Will Euron’s gift be a person? (Or more than one person?)
The biggest gift in Game of Thrones to date was in the form of Tyrion Lannister, who Ser Jorah Mormont presented to Dany in season 5’s “The Gift” so she would forgive him. (She didn’t, but she kept Tyrion on as an advisor and promoted him to Hand of the Queen at the end of last season.) But he wasn’t the only one: Daenerys asked for the translator Missandei as a gift in Astapor after agreeing to buy all of Astapor’s Unsullied soldiers in season 3 (who Dany later freed). Littlefinger provided Olenna Tyrell with a gift, which is implied to be Lancel Lannister. Last season, Ramsay Bolton received Rickon Stark as a gift from the Umbers to prove their loyalty.
A preview for the season ahead released at San Diego Comic-Con reveal that not only does Euron return to King’s Landing, he looks triumphant and appears to be leading something—or someone—with a rope.
As season 7 demonstrates, there are a lot of people who Euron could potentially entice Cersei with.
Euron could show his loyalty by obtaining her brother Tyrion, who Cersei believes is responsible for the death of Joffrey Baratheon and Tywin Lannister. He would be a top prize only second to Dany herself, which would significantly put a damper in Dany’s quest to conquer Westeros. If Cersei “returned” Tyrion, she could send his head or corpse to Dany. Given reports of a scene that will reportedly air later in the season, that seems unlikely.

> [Dataset rows]:
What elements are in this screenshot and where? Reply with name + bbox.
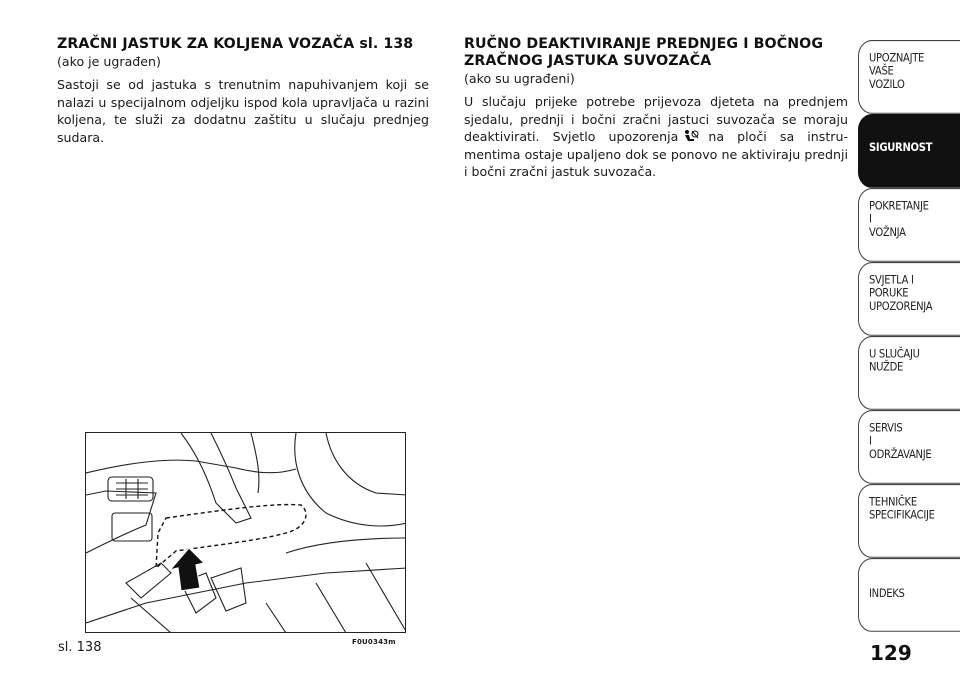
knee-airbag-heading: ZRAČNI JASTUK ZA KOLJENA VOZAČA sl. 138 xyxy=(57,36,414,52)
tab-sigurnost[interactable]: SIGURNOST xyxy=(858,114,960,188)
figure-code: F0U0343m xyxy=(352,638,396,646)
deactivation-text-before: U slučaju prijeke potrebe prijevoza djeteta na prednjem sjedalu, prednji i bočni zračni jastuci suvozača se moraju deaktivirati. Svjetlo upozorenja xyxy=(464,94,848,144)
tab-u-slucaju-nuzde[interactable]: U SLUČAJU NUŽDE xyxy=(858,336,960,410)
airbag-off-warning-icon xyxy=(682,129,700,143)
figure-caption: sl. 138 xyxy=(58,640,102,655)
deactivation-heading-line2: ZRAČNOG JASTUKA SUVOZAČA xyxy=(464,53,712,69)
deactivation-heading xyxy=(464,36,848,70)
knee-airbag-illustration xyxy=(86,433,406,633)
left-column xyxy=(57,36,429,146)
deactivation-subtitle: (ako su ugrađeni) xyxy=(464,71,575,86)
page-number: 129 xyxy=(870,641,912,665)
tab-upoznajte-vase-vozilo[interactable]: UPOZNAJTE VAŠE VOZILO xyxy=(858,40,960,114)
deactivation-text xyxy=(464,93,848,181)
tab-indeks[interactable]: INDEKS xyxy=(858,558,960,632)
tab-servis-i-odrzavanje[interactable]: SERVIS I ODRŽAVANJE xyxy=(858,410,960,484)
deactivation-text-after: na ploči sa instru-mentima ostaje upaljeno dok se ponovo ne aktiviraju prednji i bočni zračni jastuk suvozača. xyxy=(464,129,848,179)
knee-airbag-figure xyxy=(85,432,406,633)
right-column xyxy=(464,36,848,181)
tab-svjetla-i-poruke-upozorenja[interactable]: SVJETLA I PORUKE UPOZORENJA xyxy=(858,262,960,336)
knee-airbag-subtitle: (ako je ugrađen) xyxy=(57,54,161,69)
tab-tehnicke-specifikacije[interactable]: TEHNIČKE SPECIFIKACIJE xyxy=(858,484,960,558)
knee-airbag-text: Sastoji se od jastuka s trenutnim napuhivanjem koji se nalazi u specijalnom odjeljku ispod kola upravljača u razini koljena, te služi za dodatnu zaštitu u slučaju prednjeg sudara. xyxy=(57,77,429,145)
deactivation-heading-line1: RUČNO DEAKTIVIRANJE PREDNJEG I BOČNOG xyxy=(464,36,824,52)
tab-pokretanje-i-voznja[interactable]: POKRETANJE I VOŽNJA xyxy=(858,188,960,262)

* * *

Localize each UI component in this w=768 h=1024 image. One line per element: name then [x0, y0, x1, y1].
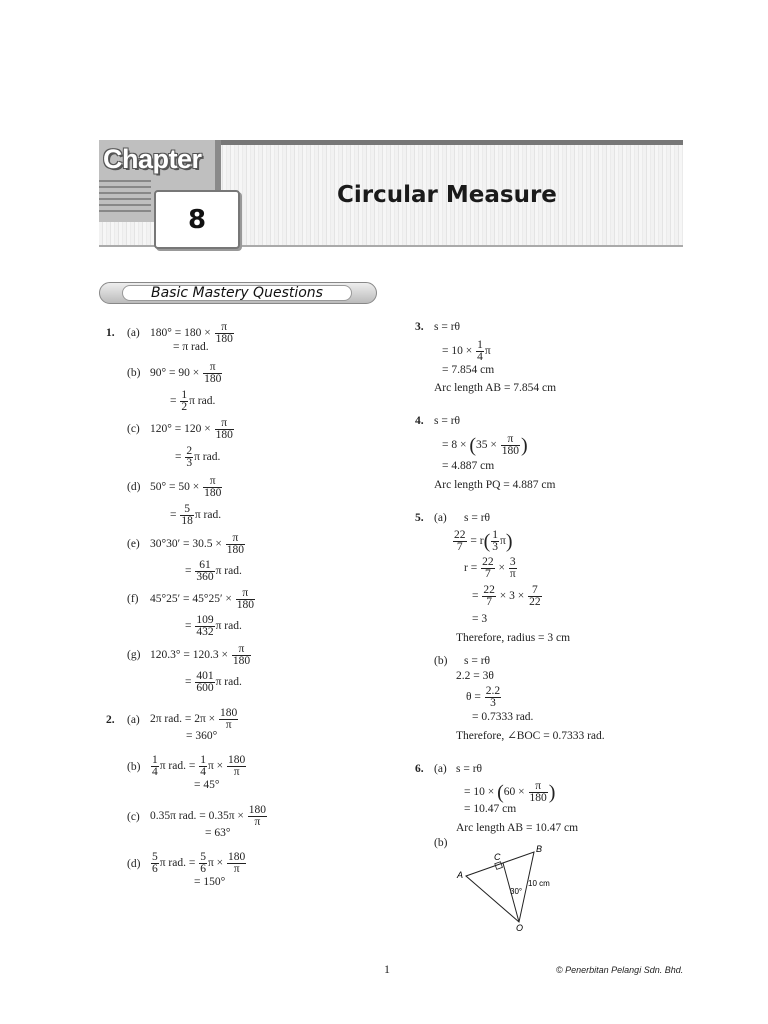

==

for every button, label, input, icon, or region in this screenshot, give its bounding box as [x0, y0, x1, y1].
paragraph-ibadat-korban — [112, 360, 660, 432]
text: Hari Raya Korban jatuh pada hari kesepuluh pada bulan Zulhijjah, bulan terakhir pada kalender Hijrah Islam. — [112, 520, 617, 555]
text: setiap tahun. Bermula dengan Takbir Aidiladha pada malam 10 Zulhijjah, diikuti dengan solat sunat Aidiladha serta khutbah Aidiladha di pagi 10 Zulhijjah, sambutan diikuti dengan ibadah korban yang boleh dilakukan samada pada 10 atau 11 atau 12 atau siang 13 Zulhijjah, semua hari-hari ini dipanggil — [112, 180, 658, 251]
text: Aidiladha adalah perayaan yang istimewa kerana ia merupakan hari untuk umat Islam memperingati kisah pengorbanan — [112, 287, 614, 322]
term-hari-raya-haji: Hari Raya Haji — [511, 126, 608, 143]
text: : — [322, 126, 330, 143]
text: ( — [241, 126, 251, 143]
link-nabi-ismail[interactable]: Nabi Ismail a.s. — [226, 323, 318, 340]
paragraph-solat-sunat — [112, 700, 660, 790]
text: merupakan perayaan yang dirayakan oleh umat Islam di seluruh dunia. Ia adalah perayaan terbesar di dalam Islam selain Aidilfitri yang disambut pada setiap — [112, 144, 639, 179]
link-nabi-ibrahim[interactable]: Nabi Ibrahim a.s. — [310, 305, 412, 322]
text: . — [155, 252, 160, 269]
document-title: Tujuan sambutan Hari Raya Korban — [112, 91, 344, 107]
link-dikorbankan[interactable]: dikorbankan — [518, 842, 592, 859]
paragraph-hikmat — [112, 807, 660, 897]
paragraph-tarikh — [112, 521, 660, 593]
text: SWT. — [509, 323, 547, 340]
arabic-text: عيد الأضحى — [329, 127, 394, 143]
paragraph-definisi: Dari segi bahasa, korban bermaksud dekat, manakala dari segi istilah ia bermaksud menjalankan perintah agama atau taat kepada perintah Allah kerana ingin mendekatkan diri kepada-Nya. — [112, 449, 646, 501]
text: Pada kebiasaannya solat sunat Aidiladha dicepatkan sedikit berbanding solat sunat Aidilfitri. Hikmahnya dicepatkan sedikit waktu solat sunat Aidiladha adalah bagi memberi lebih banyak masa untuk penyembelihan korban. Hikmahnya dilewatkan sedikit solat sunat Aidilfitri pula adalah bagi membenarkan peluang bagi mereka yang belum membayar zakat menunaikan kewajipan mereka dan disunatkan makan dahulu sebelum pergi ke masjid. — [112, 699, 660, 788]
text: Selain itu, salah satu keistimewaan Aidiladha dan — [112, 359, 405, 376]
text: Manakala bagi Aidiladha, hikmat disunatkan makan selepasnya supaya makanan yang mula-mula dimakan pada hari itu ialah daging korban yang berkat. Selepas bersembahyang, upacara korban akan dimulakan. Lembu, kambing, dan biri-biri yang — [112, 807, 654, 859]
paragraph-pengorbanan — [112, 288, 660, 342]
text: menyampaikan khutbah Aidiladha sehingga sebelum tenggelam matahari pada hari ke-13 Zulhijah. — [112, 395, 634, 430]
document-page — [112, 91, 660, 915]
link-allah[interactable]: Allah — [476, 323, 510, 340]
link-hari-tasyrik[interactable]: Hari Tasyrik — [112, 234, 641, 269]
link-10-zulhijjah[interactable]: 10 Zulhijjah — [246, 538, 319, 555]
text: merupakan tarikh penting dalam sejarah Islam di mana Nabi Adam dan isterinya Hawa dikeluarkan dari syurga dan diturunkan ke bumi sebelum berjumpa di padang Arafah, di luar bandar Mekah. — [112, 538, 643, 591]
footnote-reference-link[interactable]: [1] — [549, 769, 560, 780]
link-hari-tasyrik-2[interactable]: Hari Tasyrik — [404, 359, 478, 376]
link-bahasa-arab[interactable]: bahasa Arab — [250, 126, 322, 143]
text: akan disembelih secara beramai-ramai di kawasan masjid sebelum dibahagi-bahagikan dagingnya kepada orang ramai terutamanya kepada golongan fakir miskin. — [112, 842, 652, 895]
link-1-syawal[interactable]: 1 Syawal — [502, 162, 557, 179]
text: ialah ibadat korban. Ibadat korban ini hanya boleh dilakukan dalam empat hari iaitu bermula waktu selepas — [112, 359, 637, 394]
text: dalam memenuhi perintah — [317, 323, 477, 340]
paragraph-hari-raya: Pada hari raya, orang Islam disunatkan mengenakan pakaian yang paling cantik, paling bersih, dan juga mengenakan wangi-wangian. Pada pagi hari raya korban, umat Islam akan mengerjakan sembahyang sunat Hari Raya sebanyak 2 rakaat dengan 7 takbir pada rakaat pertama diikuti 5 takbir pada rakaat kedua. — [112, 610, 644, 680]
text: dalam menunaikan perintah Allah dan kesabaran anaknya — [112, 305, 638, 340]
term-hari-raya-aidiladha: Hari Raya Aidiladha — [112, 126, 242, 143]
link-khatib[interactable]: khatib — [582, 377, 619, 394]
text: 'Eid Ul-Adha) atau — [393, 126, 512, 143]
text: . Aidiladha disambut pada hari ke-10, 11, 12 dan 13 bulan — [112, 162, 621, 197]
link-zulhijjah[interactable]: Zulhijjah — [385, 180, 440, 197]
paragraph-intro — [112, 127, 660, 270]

> [Written exercise A]:
Quote the passage of the Euron's gift article starting with "As season 7" and going on through "that seems unlikely.".
> [Written exercise B]:
For each statement, say yes or no as to whether it agrees with the Euron's gift article, and quote the words of the article that decide it: (i) Daenerys asked for Missandei as a gift in Astapor. (ii) Ser Jorah Mormont presented Tyrion Lannister to Dany in season 3. (iii) Cersei believes Tyrion is responsible for the death of Joffrey Baratheon and Tywin Lannister.

> [Task result A]:
As season 7 demonstrates, there are a lot of people who Euron could potentially entice Cersei with.
Euron could show his loyalty by obtaining her brother Tyrion, who Cersei believes is responsible for the death of Joffrey Baratheon and Tywin Lannister. He would be a top prize only second to Dany herself, which would significantly put a damper in Dany’s quest to conquer Westeros. If Cersei “returned” Tyrion, she could send his head or corpse to Dany. Given reports of a scene that will reportedly air later in the season, that seems unlikely.

> [Task result B]:
(i) Yes: "Daenerys asked for the translator Missandei as a gift in Astapor"
(ii) No: "who Ser Jorah Mormont presented to Dany in season 5’s “The Gift”"
(iii) Yes: "who Cersei believes is responsible for the death of Joffrey Baratheon and Tywin Lannister"